**Objective:** Every record below should be written out exactly; pictures stay out.

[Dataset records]

******

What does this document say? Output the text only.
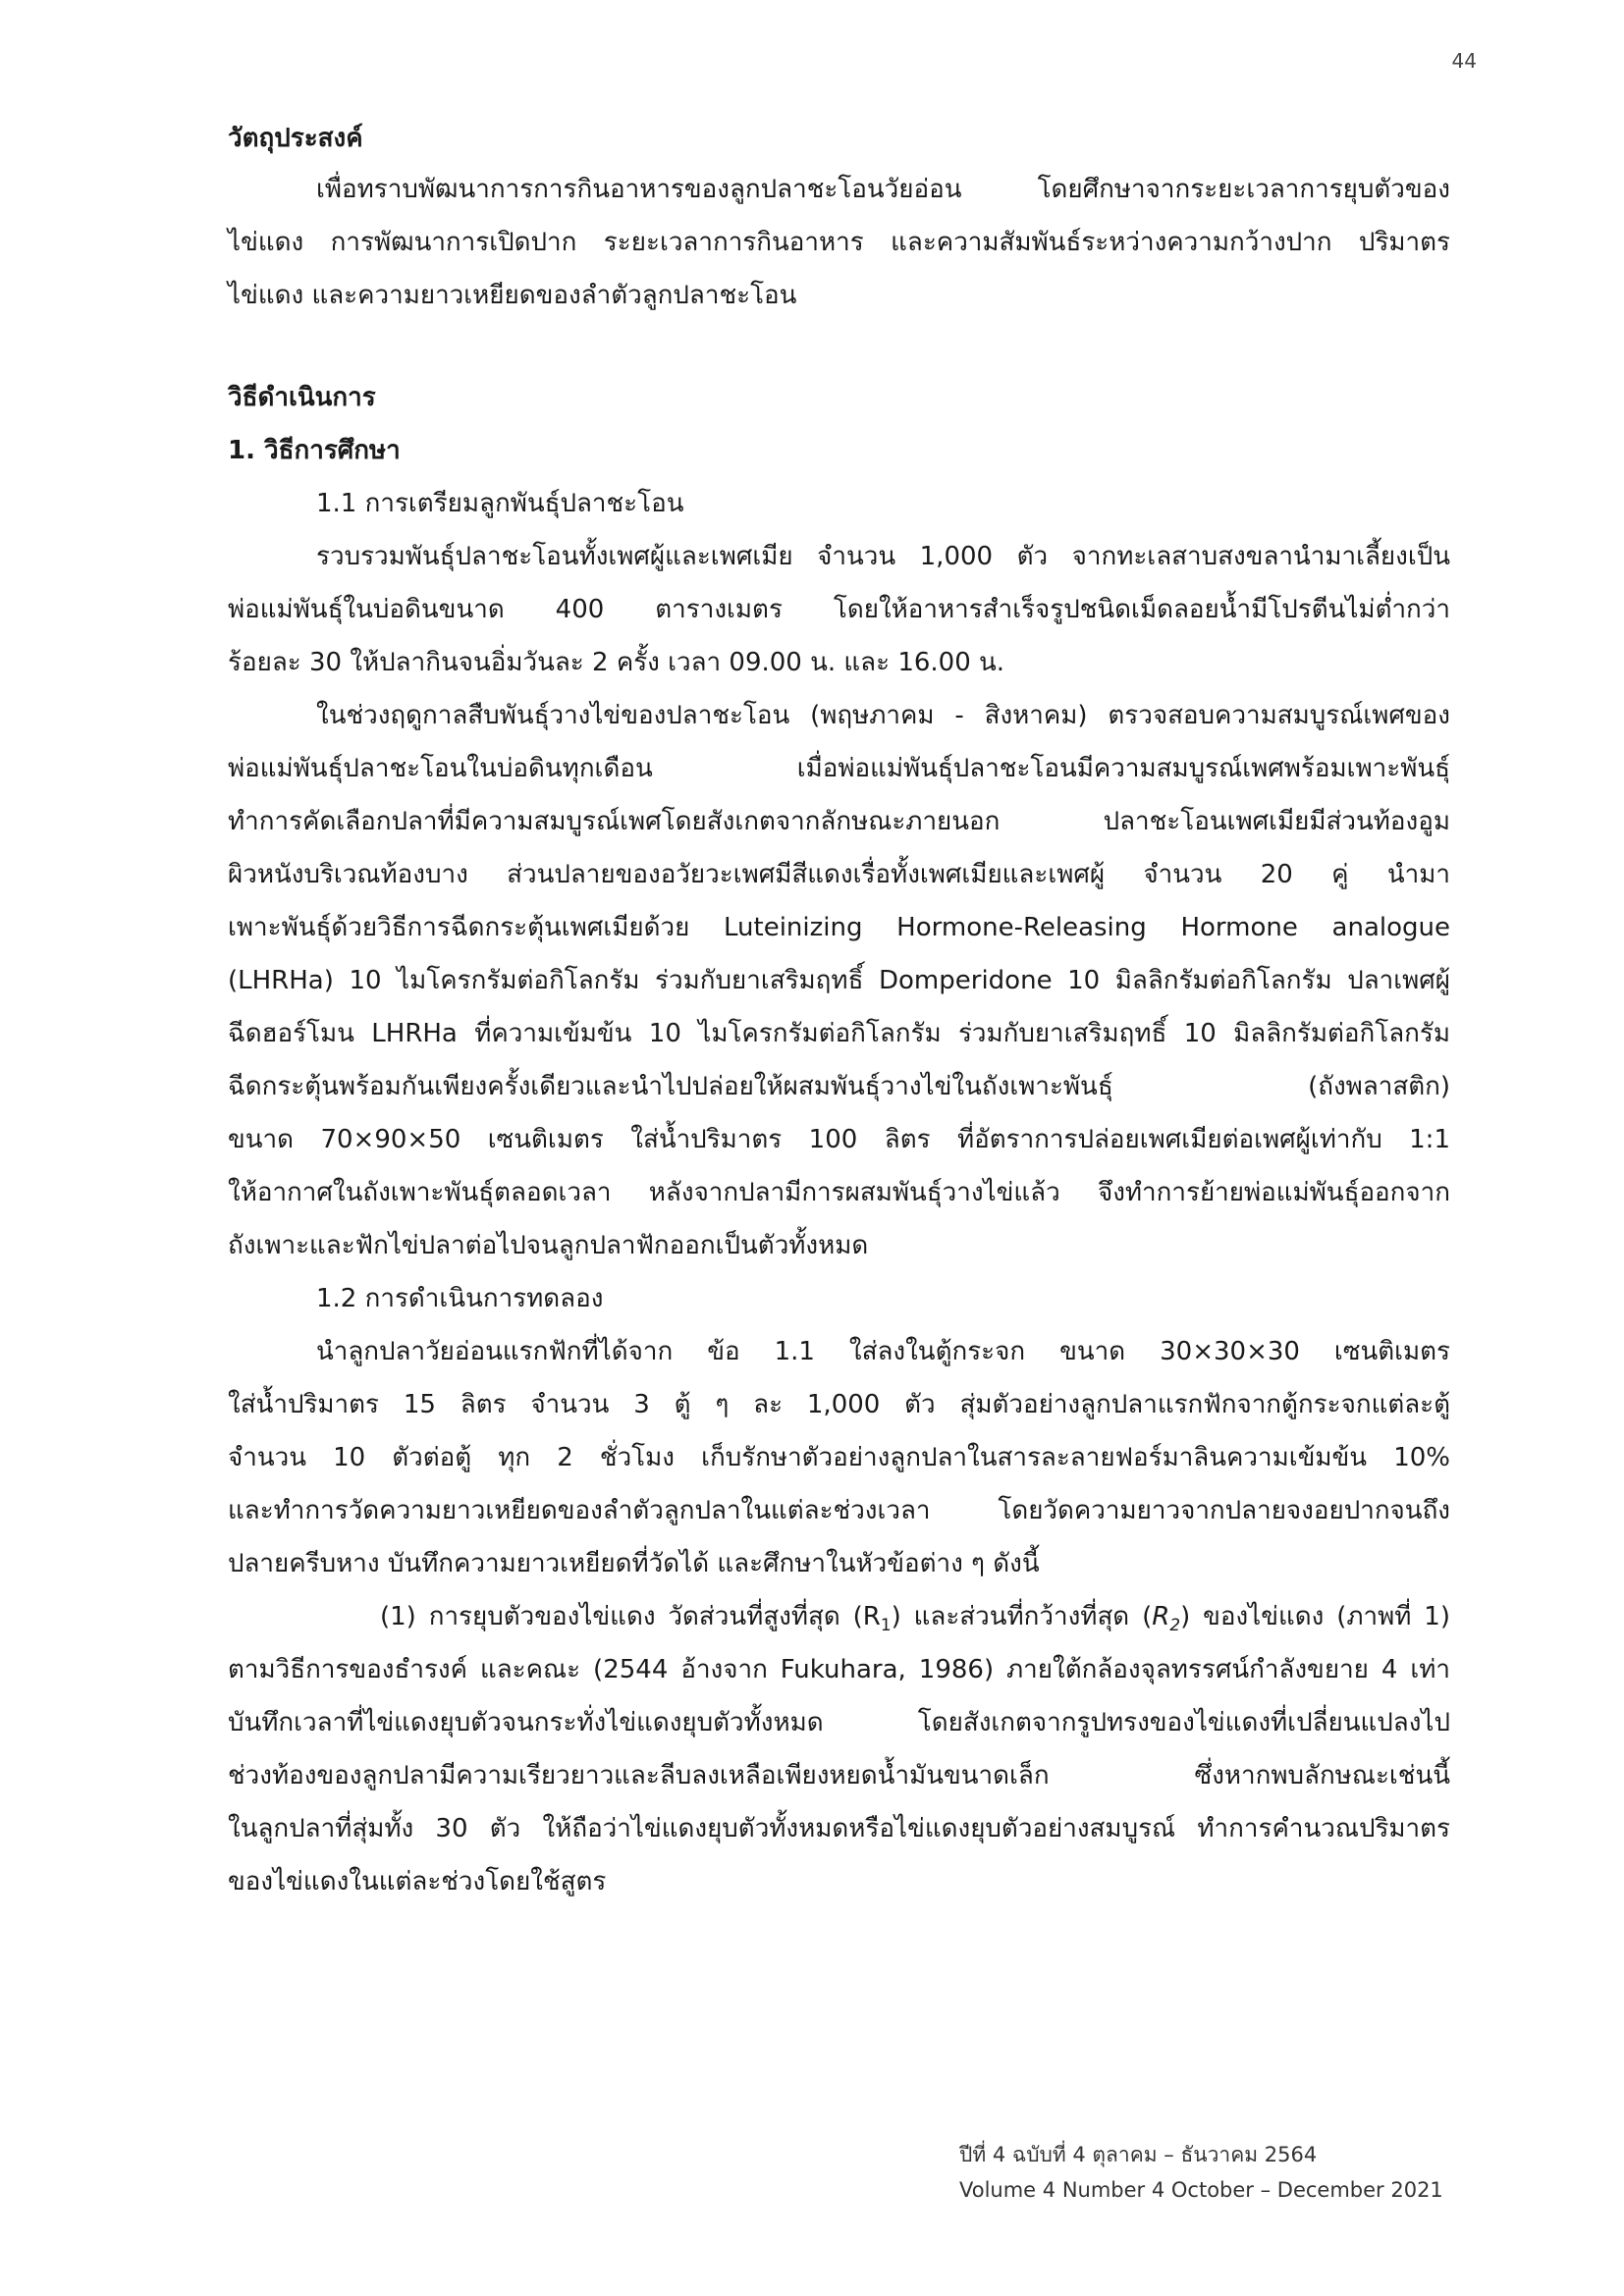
44
วัตถุประสงค์
เพื่อทราบพัฒนาการการกินอาหารของลูกปลาชะโอนวัยอ่อน โดยศึกษาจากระยะเวลาการยุบตัวของ
ไข่แดง การพัฒนาการเปิดปาก ระยะเวลาการกินอาหาร และความสัมพันธ์ระหว่างความกว้างปาก ปริมาตร
ไข่แดง และความยาวเหยียดของลำตัวลูกปลาชะโอน
วิธีดำเนินการ
1. วิธีการศึกษา
1.1 การเตรียมลูกพันธุ์ปลาชะโอน
รวบรวมพันธุ์ปลาชะโอนทั้งเพศผู้และเพศเมีย จำนวน 1,000 ตัว จากทะเลสาบสงขลานำมาเลี้ยงเป็น
พ่อแม่พันธุ์ในบ่อดินขนาด 400 ตารางเมตร โดยให้อาหารสำเร็จรูปชนิดเม็ดลอยน้ำมีโปรตีนไม่ต่ำกว่า
ร้อยละ 30 ให้ปลากินจนอิ่มวันละ 2 ครั้ง เวลา 09.00 น. และ 16.00 น.
ในช่วงฤดูกาลสืบพันธุ์วางไข่ของปลาชะโอน (พฤษภาคม - สิงหาคม) ตรวจสอบความสมบูรณ์เพศของ
พ่อแม่พันธุ์ปลาชะโอนในบ่อดินทุกเดือน เมื่อพ่อแม่พันธุ์ปลาชะโอนมีความสมบูรณ์เพศพร้อมเพาะพันธุ์
ทำการคัดเลือกปลาที่มีความสมบูรณ์เพศโดยสังเกตจากลักษณะภายนอก ปลาชะโอนเพศเมียมีส่วนท้องอูม
ผิวหนังบริเวณท้องบาง ส่วนปลายของอวัยวะเพศมีสีแดงเรื่อทั้งเพศเมียและเพศผู้ จำนวน 20 คู่ นำมา
เพาะพันธุ์ด้วยวิธีการฉีดกระตุ้นเพศเมียด้วย Luteinizing Hormone-Releasing Hormone analogue
(LHRHa) 10 ไมโครกรัมต่อกิโลกรัม ร่วมกับยาเสริมฤทธิ์ Domperidone 10 มิลลิกรัมต่อกิโลกรัม ปลาเพศผู้
ฉีดฮอร์โมน LHRHa ที่ความเข้มข้น 10 ไมโครกรัมต่อกิโลกรัม ร่วมกับยาเสริมฤทธิ์ 10 มิลลิกรัมต่อกิโลกรัม
ฉีดกระตุ้นพร้อมกันเพียงครั้งเดียวและนำไปปล่อยให้ผสมพันธุ์วางไข่ในถังเพาะพันธุ์ (ถังพลาสติก)
ขนาด 70×90×50 เซนติเมตร ใส่น้ำปริมาตร 100 ลิตร ที่อัตราการปล่อยเพศเมียต่อเพศผู้เท่ากับ 1:1
ให้อากาศในถังเพาะพันธุ์ตลอดเวลา หลังจากปลามีการผสมพันธุ์วางไข่แล้ว จึงทำการย้ายพ่อแม่พันธุ์ออกจาก
ถังเพาะและฟักไข่ปลาต่อไปจนลูกปลาฟักออกเป็นตัวทั้งหมด
1.2 การดำเนินการทดลอง
นำลูกปลาวัยอ่อนแรกฟักที่ได้จาก ข้อ 1.1 ใส่ลงในตู้กระจก ขนาด 30×30×30 เซนติเมตร
ใส่น้ำปริมาตร 15 ลิตร จำนวน 3 ตู้ ๆ ละ 1,000 ตัว สุ่มตัวอย่างลูกปลาแรกฟักจากตู้กระจกแต่ละตู้
จำนวน 10 ตัวต่อตู้ ทุก 2 ชั่วโมง เก็บรักษาตัวอย่างลูกปลาในสารละลายฟอร์มาลินความเข้มข้น 10%
และทำการวัดความยาวเหยียดของลำตัวลูกปลาในแต่ละช่วงเวลา โดยวัดความยาวจากปลายจงอยปากจนถึง
ปลายครีบหาง บันทึกความยาวเหยียดที่วัดได้ และศึกษาในหัวข้อต่าง ๆ ดังนี้
(1) การยุบตัวของไข่แดง วัดส่วนที่สูงที่สุด $(R_1)$ และส่วนที่กว้างที่สุด $(R_2)$ ของไข่แดง (ภาพที่ 1)
ตามวิธีการของธำรงค์ และคณะ (2544 อ้างจาก Fukuhara, 1986) ภายใต้กล้องจุลทรรศน์กำลังขยาย 4 เท่า
บันทึกเวลาที่ไข่แดงยุบตัวจนกระทั่งไข่แดงยุบตัวทั้งหมด โดยสังเกตจากรูปทรงของไข่แดงที่เปลี่ยนแปลงไป
ช่วงท้องของลูกปลามีความเรียวยาวและลีบลงเหลือเพียงหยดน้ำมันขนาดเล็ก ซึ่งหากพบลักษณะเช่นนี้
ในลูกปลาที่สุ่มทั้ง 30 ตัว ให้ถือว่าไข่แดงยุบตัวทั้งหมดหรือไข่แดงยุบตัวอย่างสมบูรณ์ ทำการคำนวณปริมาตร
ของไข่แดงในแต่ละช่วงโดยใช้สูตร
ปีที่ 4 ฉบับที่ 4 ตุลาคม – ธันวาคม 2564
Volume 4 Number 4 October – December 2021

******

**Complete answer:**
What does this document say? Output the text only.
44
วัตถุประสงค์
เพื่อทราบพัฒนาการการกินอาหารของลูกปลาชะโอนวัยอ่อน โดยศึกษาจากระยะเวลาการยุบตัวของ
ไข่แดง การพัฒนาการเปิดปาก ระยะเวลาการกินอาหาร และความสัมพันธ์ระหว่างความกว้างปาก ปริมาตร
ไข่แดง และความยาวเหยียดของลำตัวลูกปลาชะโอน
วิธีดำเนินการ
1. วิธีการศึกษา
1.1 การเตรียมลูกพันธุ์ปลาชะโอน
รวบรวมพันธุ์ปลาชะโอนทั้งเพศผู้และเพศเมีย จำนวน 1,000 ตัว จากทะเลสาบสงขลานำมาเลี้ยงเป็น
พ่อแม่พันธุ์ในบ่อดินขนาด 400 ตารางเมตร โดยให้อาหารสำเร็จรูปชนิดเม็ดลอยน้ำมีโปรตีนไม่ต่ำกว่า
ร้อยละ 30 ให้ปลากินจนอิ่มวันละ 2 ครั้ง เวลา 09.00 น. และ 16.00 น.
ในช่วงฤดูกาลสืบพันธุ์วางไข่ของปลาชะโอน (พฤษภาคม - สิงหาคม) ตรวจสอบความสมบูรณ์เพศของ
พ่อแม่พันธุ์ปลาชะโอนในบ่อดินทุกเดือน เมื่อพ่อแม่พันธุ์ปลาชะโอนมีความสมบูรณ์เพศพร้อมเพาะพันธุ์
ทำการคัดเลือกปลาที่มีความสมบูรณ์เพศโดยสังเกตจากลักษณะภายนอก ปลาชะโอนเพศเมียมีส่วนท้องอูม
ผิวหนังบริเวณท้องบาง ส่วนปลายของอวัยวะเพศมีสีแดงเรื่อทั้งเพศเมียและเพศผู้ จำนวน 20 คู่ นำมา
เพาะพันธุ์ด้วยวิธีการฉีดกระตุ้นเพศเมียด้วย Luteinizing Hormone-Releasing Hormone analogue
(LHRHa) 10 ไมโครกรัมต่อกิโลกรัม ร่วมกับยาเสริมฤทธิ์ Domperidone 10 มิลลิกรัมต่อกิโลกรัม ปลาเพศผู้
ฉีดฮอร์โมน LHRHa ที่ความเข้มข้น 10 ไมโครกรัมต่อกิโลกรัม ร่วมกับยาเสริมฤทธิ์ 10 มิลลิกรัมต่อกิโลกรัม
ฉีดกระตุ้นพร้อมกันเพียงครั้งเดียวและนำไปปล่อยให้ผสมพันธุ์วางไข่ในถังเพาะพันธุ์ (ถังพลาสติก)
ขนาด 70×90×50 เซนติเมตร ใส่น้ำปริมาตร 100 ลิตร ที่อัตราการปล่อยเพศเมียต่อเพศผู้เท่ากับ 1:1
ให้อากาศในถังเพาะพันธุ์ตลอดเวลา หลังจากปลามีการผสมพันธุ์วางไข่แล้ว จึงทำการย้ายพ่อแม่พันธุ์ออกจาก
ถังเพาะและฟักไข่ปลาต่อไปจนลูกปลาฟักออกเป็นตัวทั้งหมด
1.2 การดำเนินการทดลอง
นำลูกปลาวัยอ่อนแรกฟักที่ได้จาก ข้อ 1.1 ใส่ลงในตู้กระจก ขนาด 30×30×30 เซนติเมตร
ใส่น้ำปริมาตร 15 ลิตร จำนวน 3 ตู้ ๆ ละ 1,000 ตัว สุ่มตัวอย่างลูกปลาแรกฟักจากตู้กระจกแต่ละตู้
จำนวน 10 ตัวต่อตู้ ทุก 2 ชั่วโมง เก็บรักษาตัวอย่างลูกปลาในสารละลายฟอร์มาลินความเข้มข้น 10%
และทำการวัดความยาวเหยียดของลำตัวลูกปลาในแต่ละช่วงเวลา โดยวัดความยาวจากปลายจงอยปากจนถึง
ปลายครีบหาง บันทึกความยาวเหยียดที่วัดได้ และศึกษาในหัวข้อต่าง ๆ ดังนี้
(1) การยุบตัวของไข่แดง วัดส่วนที่สูงที่สุด $(R_1)$ และส่วนที่กว้างที่สุด $(R_2)$ ของไข่แดง (ภาพที่ 1)
ตามวิธีการของธำรงค์ และคณะ (2544 อ้างจาก Fukuhara, 1986) ภายใต้กล้องจุลทรรศน์กำลังขยาย 4 เท่า
บันทึกเวลาที่ไข่แดงยุบตัวจนกระทั่งไข่แดงยุบตัวทั้งหมด โดยสังเกตจากรูปทรงของไข่แดงที่เปลี่ยนแปลงไป
ช่วงท้องของลูกปลามีความเรียวยาวและลีบลงเหลือเพียงหยดน้ำมันขนาดเล็ก ซึ่งหากพบลักษณะเช่นนี้
ในลูกปลาที่สุ่มทั้ง 30 ตัว ให้ถือว่าไข่แดงยุบตัวทั้งหมดหรือไข่แดงยุบตัวอย่างสมบูรณ์ ทำการคำนวณปริมาตร
ของไข่แดงในแต่ละช่วงโดยใช้สูตร
ปีที่ 4 ฉบับที่ 4 ตุลาคม – ธันวาคม 2564
Volume 4 Number 4 October – December 2021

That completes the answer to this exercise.